Items from a data source
..............................

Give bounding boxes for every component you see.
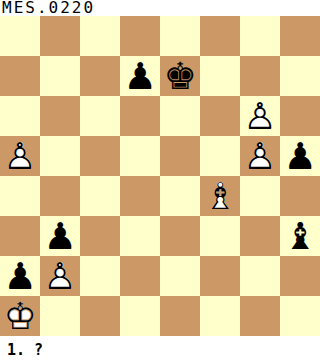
piece-black-pawn: ♟: [40, 216, 80, 256]
square-a1[interactable]: ♚♔: [0, 296, 40, 336]
square-b6[interactable]: [40, 96, 80, 136]
square-f8[interactable]: [200, 16, 240, 56]
square-f6[interactable]: [200, 96, 240, 136]
square-e3[interactable]: [160, 216, 200, 256]
square-h5[interactable]: ♟: [280, 136, 320, 176]
square-d6[interactable]: [120, 96, 160, 136]
square-d1[interactable]: [120, 296, 160, 336]
square-a7[interactable]: [0, 56, 40, 96]
piece-black-bishop: ♝: [280, 216, 320, 256]
square-b1[interactable]: [40, 296, 80, 336]
square-d4[interactable]: [120, 176, 160, 216]
square-g6[interactable]: ♟♙: [240, 96, 280, 136]
square-f1[interactable]: [200, 296, 240, 336]
square-a2[interactable]: ♟: [0, 256, 40, 296]
square-a5[interactable]: ♟♙: [0, 136, 40, 176]
square-h7[interactable]: [280, 56, 320, 96]
piece-black-pawn: ♟: [280, 136, 320, 176]
square-f3[interactable]: [200, 216, 240, 256]
square-a4[interactable]: [0, 176, 40, 216]
square-f7[interactable]: [200, 56, 240, 96]
square-g8[interactable]: [240, 16, 280, 56]
diagram-title: MES.0220: [2, 0, 95, 16]
square-b8[interactable]: [40, 16, 80, 56]
square-c7[interactable]: [80, 56, 120, 96]
piece-white-king: ♚♔: [0, 296, 40, 336]
piece-black-pawn: ♟: [0, 256, 40, 296]
square-c4[interactable]: [80, 176, 120, 216]
piece-white-bishop: ♝♗: [200, 176, 240, 216]
square-h2[interactable]: [280, 256, 320, 296]
square-c1[interactable]: [80, 296, 120, 336]
square-e7[interactable]: ♚: [160, 56, 200, 96]
square-d2[interactable]: [120, 256, 160, 296]
square-c5[interactable]: [80, 136, 120, 176]
square-e5[interactable]: [160, 136, 200, 176]
square-d8[interactable]: [120, 16, 160, 56]
chess-board: ♟♚♟♙♟♙♟♙♟♝♗♟♝♟♟♙♚♔: [0, 16, 320, 336]
square-g1[interactable]: [240, 296, 280, 336]
square-b5[interactable]: [40, 136, 80, 176]
square-e4[interactable]: [160, 176, 200, 216]
square-b2[interactable]: ♟♙: [40, 256, 80, 296]
piece-black-pawn: ♟: [120, 56, 160, 96]
square-c6[interactable]: [80, 96, 120, 136]
move-prompt: 1. ?: [7, 341, 43, 359]
square-a8[interactable]: [0, 16, 40, 56]
square-b3[interactable]: ♟: [40, 216, 80, 256]
square-b7[interactable]: [40, 56, 80, 96]
square-g3[interactable]: [240, 216, 280, 256]
square-e8[interactable]: [160, 16, 200, 56]
square-g4[interactable]: [240, 176, 280, 216]
square-g2[interactable]: [240, 256, 280, 296]
square-h4[interactable]: [280, 176, 320, 216]
square-f5[interactable]: [200, 136, 240, 176]
square-h8[interactable]: [280, 16, 320, 56]
square-a3[interactable]: [0, 216, 40, 256]
square-g7[interactable]: [240, 56, 280, 96]
piece-white-pawn: ♟♙: [40, 256, 80, 296]
square-g5[interactable]: ♟♙: [240, 136, 280, 176]
square-d3[interactable]: [120, 216, 160, 256]
square-d7[interactable]: ♟: [120, 56, 160, 96]
square-d5[interactable]: [120, 136, 160, 176]
square-e6[interactable]: [160, 96, 200, 136]
square-e2[interactable]: [160, 256, 200, 296]
square-h1[interactable]: [280, 296, 320, 336]
square-f4[interactable]: ♝♗: [200, 176, 240, 216]
piece-white-pawn: ♟♙: [240, 136, 280, 176]
square-e1[interactable]: [160, 296, 200, 336]
piece-black-king: ♚: [160, 56, 200, 96]
square-h6[interactable]: [280, 96, 320, 136]
square-c3[interactable]: [80, 216, 120, 256]
square-h3[interactable]: ♝: [280, 216, 320, 256]
square-c8[interactable]: [80, 16, 120, 56]
square-f2[interactable]: [200, 256, 240, 296]
square-a6[interactable]: [0, 96, 40, 136]
square-b4[interactable]: [40, 176, 80, 216]
piece-white-pawn: ♟♙: [0, 136, 40, 176]
piece-white-pawn: ♟♙: [240, 96, 280, 136]
square-c2[interactable]: [80, 256, 120, 296]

..............................

Aim of the task -
Return, unchanged, the lines of the listing starting at the line containing "piece-black-pawn: ♟: [40, 216, 80, 256]" and ending at the line containing "square-c6[interactable]: [80, 96, 120, 136]", with both of those lines included.

Complete response -
piece-black-pawn: ♟: [40, 216, 80, 256]
square-a1[interactable]: ♚♔: [0, 296, 40, 336]
square-b6[interactable]: [40, 96, 80, 136]
square-f8[interactable]: [200, 16, 240, 56]
square-f6[interactable]: [200, 96, 240, 136]
square-e3[interactable]: [160, 216, 200, 256]
square-h5[interactable]: ♟: [280, 136, 320, 176]
square-d6[interactable]: [120, 96, 160, 136]
square-d1[interactable]: [120, 296, 160, 336]
square-a7[interactable]: [0, 56, 40, 96]
piece-black-bishop: ♝: [280, 216, 320, 256]
square-b1[interactable]: [40, 296, 80, 336]
square-d4[interactable]: [120, 176, 160, 216]
square-g6[interactable]: ♟♙: [240, 96, 280, 136]
square-f1[interactable]: [200, 296, 240, 336]
square-a2[interactable]: ♟: [0, 256, 40, 296]
square-a5[interactable]: ♟♙: [0, 136, 40, 176]
square-h7[interactable]: [280, 56, 320, 96]
piece-black-pawn: ♟: [280, 136, 320, 176]
square-f3[interactable]: [200, 216, 240, 256]
square-a4[interactable]: [0, 176, 40, 216]
square-f7[interactable]: [200, 56, 240, 96]
square-g8[interactable]: [240, 16, 280, 56]
diagram-title: MES.0220: [2, 0, 95, 16]
square-b8[interactable]: [40, 16, 80, 56]
square-c7[interactable]: [80, 56, 120, 96]
piece-white-king: ♚♔: [0, 296, 40, 336]
piece-black-pawn: ♟: [0, 256, 40, 296]
square-c4[interactable]: [80, 176, 120, 216]
piece-white-bishop: ♝♗: [200, 176, 240, 216]
square-h2[interactable]: [280, 256, 320, 296]
square-c1[interactable]: [80, 296, 120, 336]
square-e7[interactable]: ♚: [160, 56, 200, 96]
square-d2[interactable]: [120, 256, 160, 296]
square-c5[interactable]: [80, 136, 120, 176]
square-e5[interactable]: [160, 136, 200, 176]
square-d8[interactable]: [120, 16, 160, 56]
chess-board: ♟♚♟♙♟♙♟♙♟♝♗♟♝♟♟♙♚♔: [0, 16, 320, 336]
square-g1[interactable]: [240, 296, 280, 336]
square-b5[interactable]: [40, 136, 80, 176]
square-e4[interactable]: [160, 176, 200, 216]
square-b2[interactable]: ♟♙: [40, 256, 80, 296]
piece-black-pawn: ♟: [120, 56, 160, 96]
square-c6[interactable]: [80, 96, 120, 136]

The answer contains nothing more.